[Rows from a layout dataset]
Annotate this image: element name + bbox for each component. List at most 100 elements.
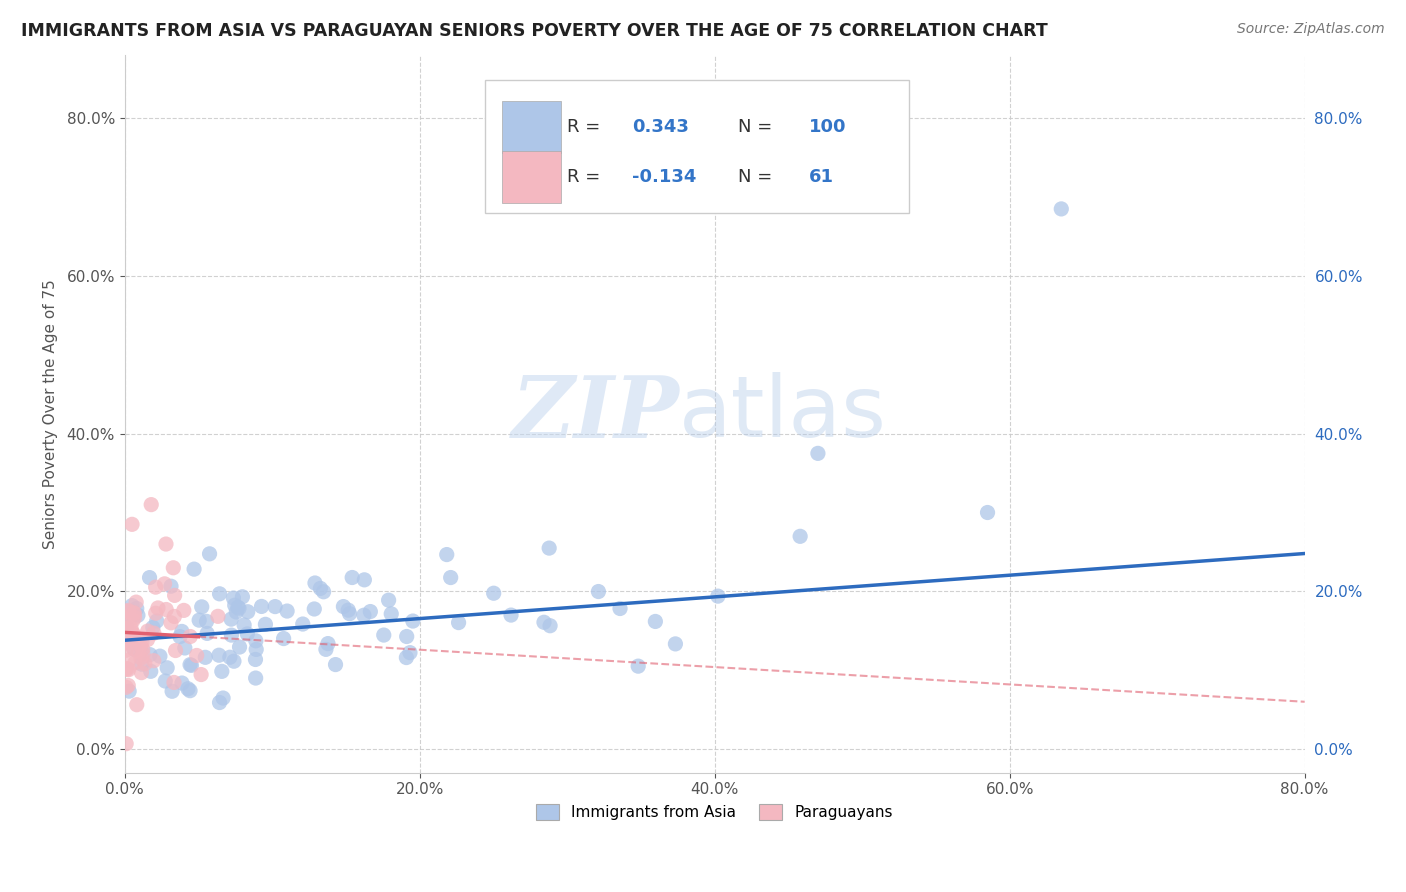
- Point: [141, 498, 163, 512]
- Point: [121, 599, 143, 613]
- Text: N =: N =: [738, 168, 779, 186]
- Point: [131, 657, 153, 672]
- Text: 61: 61: [808, 168, 834, 186]
- Point: [131, 665, 153, 680]
- Point: [304, 602, 326, 616]
- Point: [145, 606, 167, 620]
- Point: [208, 648, 231, 663]
- Point: [115, 661, 138, 675]
- Point: [170, 676, 193, 690]
- Point: [436, 548, 458, 562]
- Point: [190, 599, 212, 614]
- Point: [115, 620, 138, 634]
- Point: [115, 681, 138, 695]
- Point: [115, 631, 138, 645]
- Point: [219, 612, 242, 626]
- Point: [212, 691, 235, 706]
- Point: [132, 647, 155, 661]
- Point: [117, 603, 139, 617]
- Point: [254, 617, 277, 632]
- Point: [353, 573, 375, 587]
- Point: [122, 641, 145, 656]
- Point: [499, 608, 522, 623]
- Point: [377, 593, 399, 607]
- Point: [353, 608, 375, 623]
- Point: [1050, 202, 1073, 216]
- Text: atlas: atlas: [679, 373, 887, 456]
- Point: [170, 624, 193, 639]
- Point: [134, 657, 156, 671]
- Point: [139, 648, 162, 662]
- Point: [609, 601, 631, 615]
- Point: [127, 644, 149, 658]
- Point: [399, 646, 422, 660]
- Point: [177, 681, 200, 696]
- Point: [163, 609, 186, 624]
- Point: [224, 599, 246, 613]
- Point: [179, 630, 201, 644]
- Point: [149, 649, 172, 664]
- Point: [315, 642, 337, 657]
- Point: [219, 650, 242, 665]
- Point: [533, 615, 555, 630]
- Point: [121, 517, 143, 532]
- Point: [124, 607, 146, 621]
- Point: [195, 615, 218, 629]
- Point: [131, 642, 153, 657]
- Point: [188, 613, 211, 627]
- Point: [211, 665, 233, 679]
- Point: [538, 618, 561, 632]
- Point: [190, 667, 212, 681]
- Point: [236, 627, 259, 641]
- Point: [231, 590, 253, 604]
- Point: [115, 635, 138, 649]
- Point: [245, 642, 267, 657]
- Point: [139, 665, 162, 679]
- Point: [538, 541, 561, 555]
- Point: [136, 624, 159, 639]
- Point: [115, 615, 138, 630]
- Text: Source: ZipAtlas.com: Source: ZipAtlas.com: [1237, 22, 1385, 37]
- Point: [250, 599, 273, 614]
- Point: [198, 547, 221, 561]
- Legend: Immigrants from Asia, Paraguayans: Immigrants from Asia, Paraguayans: [530, 797, 898, 826]
- Point: [160, 579, 183, 593]
- Point: [482, 586, 505, 600]
- Point: [163, 675, 186, 690]
- Point: [627, 659, 650, 673]
- Point: [373, 628, 395, 642]
- Point: [115, 662, 138, 676]
- Point: [245, 652, 267, 666]
- Point: [124, 610, 146, 624]
- Point: [173, 603, 195, 617]
- Point: [588, 584, 610, 599]
- Text: -0.134: -0.134: [633, 168, 696, 186]
- Point: [117, 663, 139, 677]
- Point: [447, 615, 470, 630]
- Point: [221, 628, 243, 642]
- Point: [976, 506, 998, 520]
- Point: [117, 678, 139, 692]
- Point: [332, 599, 354, 614]
- Point: [173, 640, 195, 655]
- Point: [146, 601, 169, 615]
- Point: [127, 608, 149, 623]
- Point: [233, 618, 256, 632]
- Point: [340, 570, 363, 584]
- Point: [165, 643, 187, 657]
- Point: [160, 684, 183, 698]
- Point: [125, 595, 148, 609]
- Point: [644, 615, 666, 629]
- Point: [115, 621, 138, 635]
- Point: [186, 648, 208, 663]
- Point: [245, 633, 267, 648]
- Point: [142, 626, 165, 640]
- Text: N =: N =: [738, 118, 779, 136]
- Point: [264, 599, 287, 614]
- Point: [807, 446, 830, 460]
- Point: [395, 650, 418, 665]
- FancyBboxPatch shape: [502, 152, 561, 203]
- Point: [115, 643, 138, 657]
- Y-axis label: Seniors Poverty Over the Age of 75: Seniors Poverty Over the Age of 75: [44, 279, 58, 549]
- Point: [195, 626, 218, 640]
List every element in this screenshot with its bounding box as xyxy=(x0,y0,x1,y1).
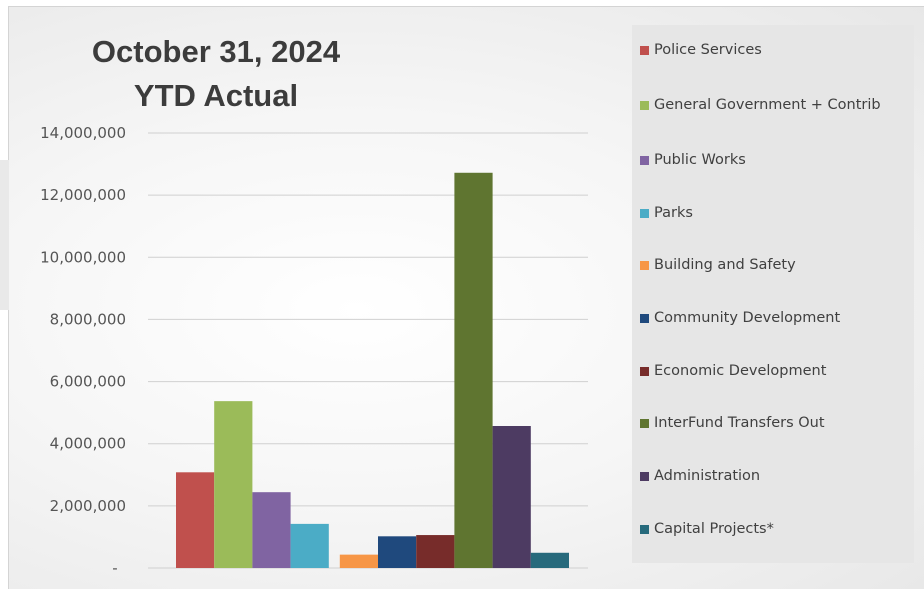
bar-police-services xyxy=(176,472,215,568)
legend-label: Capital Projects* xyxy=(654,521,774,537)
legend-swatch xyxy=(640,472,649,481)
legend-item: Police Services xyxy=(640,40,910,60)
legend-label: InterFund Transfers Out xyxy=(654,415,825,431)
y-tick-label: 10,000,000 xyxy=(40,248,126,266)
bar-economic-development xyxy=(416,535,455,568)
legend-swatch xyxy=(640,101,649,110)
legend-label: Administration xyxy=(654,468,761,484)
legend-swatch xyxy=(640,46,649,55)
legend-label: Economic Development xyxy=(654,363,827,379)
legend-swatch xyxy=(640,419,649,428)
legend-swatch xyxy=(640,525,649,534)
legend-label: Parks xyxy=(654,205,693,221)
bar-administration xyxy=(492,426,531,568)
y-tick-label: 6,000,000 xyxy=(50,373,126,391)
bar-interfund-transfers-out xyxy=(454,172,493,568)
bar-building-and-safety xyxy=(339,554,378,568)
legend-item: Public Works xyxy=(640,150,910,170)
legend-label: Community Development xyxy=(654,310,841,326)
legend-label: Police Services xyxy=(654,42,762,58)
legend-label: General Government + Contrib xyxy=(654,97,881,113)
bar-public-works xyxy=(252,492,291,568)
bars xyxy=(176,172,569,568)
y-tick-label: 2,000,000 xyxy=(50,497,126,515)
y-axis-tick-labels: - 2,000,000 4,000,000 6,000,000 8,000,000 10,… xyxy=(40,124,126,577)
legend-item: Capital Projects* xyxy=(640,519,910,539)
y-tick-label: 8,000,000 xyxy=(50,310,126,328)
legend-swatch xyxy=(640,261,649,270)
legend-swatch xyxy=(640,209,649,218)
legend-item: General Government + Contrib xyxy=(640,95,910,115)
legend-item: Administration xyxy=(640,466,910,486)
legend-item: Parks xyxy=(640,203,910,223)
legend-swatch xyxy=(640,156,649,165)
legend-swatch xyxy=(640,367,649,376)
bar-community-development xyxy=(378,536,417,568)
legend-item: Community Development xyxy=(640,308,910,328)
bar-capital-projects xyxy=(530,552,569,568)
legend-item: Economic Development xyxy=(640,361,910,381)
legend-label: Public Works xyxy=(654,152,746,168)
legend-item: InterFund Transfers Out xyxy=(640,413,910,433)
chart-title-line-2: YTD Actual xyxy=(134,78,298,113)
legend-item: Building and Safety xyxy=(640,255,910,275)
legend-swatch xyxy=(640,314,649,323)
legend-label: Building and Safety xyxy=(654,257,796,273)
left-shadow xyxy=(0,160,9,310)
bar-general-government-contrib xyxy=(214,401,253,568)
y-tick-label: - xyxy=(112,559,117,577)
chart-title-line-1: October 31, 2024 xyxy=(92,34,341,69)
bar-parks xyxy=(290,523,329,568)
y-tick-label: 12,000,000 xyxy=(40,186,126,204)
y-tick-label: 4,000,000 xyxy=(50,435,126,453)
legend: Police Services General Government + Cont… xyxy=(632,25,914,563)
y-tick-label: 14,000,000 xyxy=(40,124,126,142)
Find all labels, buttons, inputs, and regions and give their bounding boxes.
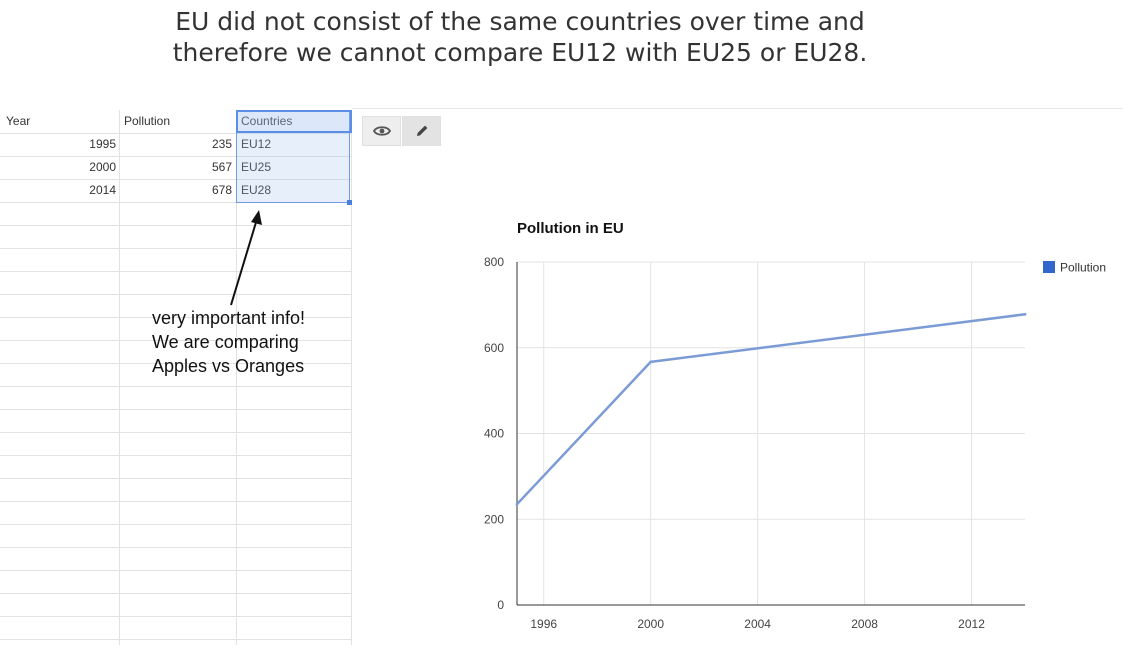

- **YOUR GOAL**
Copy out every line of the items above word for word, but leave out the pictures.

- **RIGHT ANSWER**
Annotate this image: element name + bbox for each component. List at most 100 elements.
- Point: [141, 498, 163, 512]
- Point: [121, 599, 143, 613]
- Text: N =: N =: [738, 168, 779, 186]
- Point: [131, 657, 153, 672]
- Text: 61: 61: [808, 168, 834, 186]
- Point: [131, 665, 153, 680]
- Point: [304, 602, 326, 616]
- Point: [145, 606, 167, 620]
- Point: [208, 648, 231, 663]
- Point: [115, 661, 138, 675]
- Point: [170, 676, 193, 690]
- Point: [436, 548, 458, 562]
- Point: [190, 599, 212, 614]
- Point: [115, 620, 138, 634]
- Point: [115, 681, 138, 695]
- Point: [115, 631, 138, 645]
- Point: [219, 612, 242, 626]
- Point: [212, 691, 235, 706]
- Point: [132, 647, 155, 661]
- Point: [117, 603, 139, 617]
- Point: [254, 617, 277, 632]
- Point: [353, 573, 375, 587]
- Point: [122, 641, 145, 656]
- Point: [499, 608, 522, 623]
- Point: [377, 593, 399, 607]
- Point: [353, 608, 375, 623]
- Point: [1050, 202, 1073, 216]
- Text: atlas: atlas: [679, 373, 887, 456]
- Point: [170, 624, 193, 639]
- Point: [134, 657, 156, 671]
- Point: [139, 648, 162, 662]
- Point: [609, 601, 631, 615]
- Point: [127, 644, 149, 658]
- Point: [399, 646, 422, 660]
- Point: [177, 681, 200, 696]
- Point: [163, 609, 186, 624]
- Point: [224, 599, 246, 613]
- Point: [179, 630, 201, 644]
- Point: [149, 649, 172, 664]
- Point: [315, 642, 337, 657]
- Point: [219, 650, 242, 665]
- Point: [533, 615, 555, 630]
- Point: [121, 517, 143, 532]
- Point: [124, 607, 146, 621]
- Point: [195, 615, 218, 629]
- Point: [131, 642, 153, 657]
- Point: [188, 613, 211, 627]
- Point: [211, 665, 233, 679]
- Point: [538, 618, 561, 632]
- Point: [190, 667, 212, 681]
- Point: [236, 627, 259, 641]
- Point: [231, 590, 253, 604]
- Point: [115, 635, 138, 649]
- Point: [245, 642, 267, 657]
- Point: [139, 665, 162, 679]
- Point: [538, 541, 561, 555]
- Point: [136, 624, 159, 639]
- Point: [115, 615, 138, 630]
- Text: Source: ZipAtlas.com: Source: ZipAtlas.com: [1237, 22, 1385, 37]
- Point: [250, 599, 273, 614]
- Point: [198, 547, 221, 561]
- Legend: Immigrants from Asia, Paraguayans: Immigrants from Asia, Paraguayans: [530, 797, 898, 826]
- Point: [160, 579, 183, 593]
- Point: [482, 586, 505, 600]
- Point: [163, 675, 186, 690]
- Point: [627, 659, 650, 673]
- Point: [373, 628, 395, 642]
- Point: [115, 662, 138, 676]
- Point: [245, 652, 267, 666]
- Point: [124, 610, 146, 624]
- Point: [173, 603, 195, 617]
- Point: [588, 584, 610, 599]
- Text: -0.134: -0.134: [633, 168, 696, 186]
- Point: [117, 663, 139, 677]
- Point: [447, 615, 470, 630]
- Point: [221, 628, 243, 642]
- Point: [976, 506, 998, 520]
- Point: [117, 678, 139, 692]
- Point: [332, 599, 354, 614]
- Point: [173, 640, 195, 655]
- Point: [146, 601, 169, 615]
- Point: [127, 608, 149, 623]
- Point: [233, 618, 256, 632]
- Point: [340, 570, 363, 584]
- Point: [165, 643, 187, 657]
- Point: [160, 684, 183, 698]
- Point: [125, 595, 148, 609]
- Point: [644, 615, 666, 629]
- Point: [115, 621, 138, 635]
- Point: [186, 648, 208, 663]
- Point: [245, 633, 267, 648]
- Point: [142, 626, 165, 640]
- Text: N =: N =: [738, 118, 779, 136]
- Point: [264, 599, 287, 614]
- Point: [807, 446, 830, 460]
- Point: [395, 650, 418, 665]
- FancyBboxPatch shape: [502, 152, 561, 203]
- Point: [115, 643, 138, 657]
- Y-axis label: Seniors Poverty Over the Age of 75: Seniors Poverty Over the Age of 75: [44, 279, 58, 549]
- Point: [195, 626, 218, 640]
List every element in this screenshot with its bounding box as xyxy=(x0,y0,x1,y1).
bar-police-services xyxy=(176,472,215,568)
legend-label: Capital Projects* xyxy=(654,521,774,537)
legend-swatch xyxy=(640,472,649,481)
legend-item: Police Services xyxy=(640,40,910,60)
legend-label: InterFund Transfers Out xyxy=(654,415,825,431)
y-tick-label: 10,000,000 xyxy=(40,248,126,266)
bar-economic-development xyxy=(416,535,455,568)
legend-swatch xyxy=(640,101,649,110)
legend-label: Administration xyxy=(654,468,761,484)
legend-swatch xyxy=(640,46,649,55)
legend-label: Economic Development xyxy=(654,363,827,379)
legend-swatch xyxy=(640,419,649,428)
legend-swatch xyxy=(640,525,649,534)
legend-label: Parks xyxy=(654,205,693,221)
bar-administration xyxy=(492,426,531,568)
y-tick-label: 6,000,000 xyxy=(50,373,126,391)
bar-interfund-transfers-out xyxy=(454,172,493,568)
bar-building-and-safety xyxy=(339,554,378,568)
legend-item: Public Works xyxy=(640,150,910,170)
legend-label: Community Development xyxy=(654,310,841,326)
legend-label: Police Services xyxy=(654,42,762,58)
legend-label: General Government + Contrib xyxy=(654,97,881,113)
bar-public-works xyxy=(252,492,291,568)
bars xyxy=(176,172,569,568)
y-tick-label: 2,000,000 xyxy=(50,497,126,515)
y-axis-tick-labels: - 2,000,000 4,000,000 6,000,000 8,000,000 10,… xyxy=(40,124,126,577)
legend-item: Capital Projects* xyxy=(640,519,910,539)
y-tick-label: 8,000,000 xyxy=(50,310,126,328)
legend-swatch xyxy=(640,261,649,270)
legend-swatch xyxy=(640,209,649,218)
legend-item: General Government + Contrib xyxy=(640,95,910,115)
legend-item: Administration xyxy=(640,466,910,486)
legend-item: Parks xyxy=(640,203,910,223)
legend-swatch xyxy=(640,156,649,165)
legend-swatch xyxy=(640,367,649,376)
bar-community-development xyxy=(378,536,417,568)
legend-item: Community Development xyxy=(640,308,910,328)
bar-capital-projects xyxy=(530,552,569,568)
legend-item: Economic Development xyxy=(640,361,910,381)
legend-label: Public Works xyxy=(654,152,746,168)
legend-item: InterFund Transfers Out xyxy=(640,413,910,433)
chart-title-line-2: YTD Actual xyxy=(134,78,298,113)
legend-item: Building and Safety xyxy=(640,255,910,275)
legend-swatch xyxy=(640,314,649,323)
legend-label: Building and Safety xyxy=(654,257,796,273)
left-shadow xyxy=(0,160,9,310)
bar-general-government-contrib xyxy=(214,401,253,568)
y-tick-label: - xyxy=(112,559,117,577)
chart-title-line-1: October 31, 2024 xyxy=(92,34,341,69)
bar-parks xyxy=(290,523,329,568)
y-tick-label: 12,000,000 xyxy=(40,186,126,204)
y-tick-label: 4,000,000 xyxy=(50,435,126,453)
legend: Police Services General Government + Cont… xyxy=(632,25,914,563)
y-tick-label: 14,000,000 xyxy=(40,124,126,142)
Find all labels, buttons, inputs, and regions and give their bounding boxes.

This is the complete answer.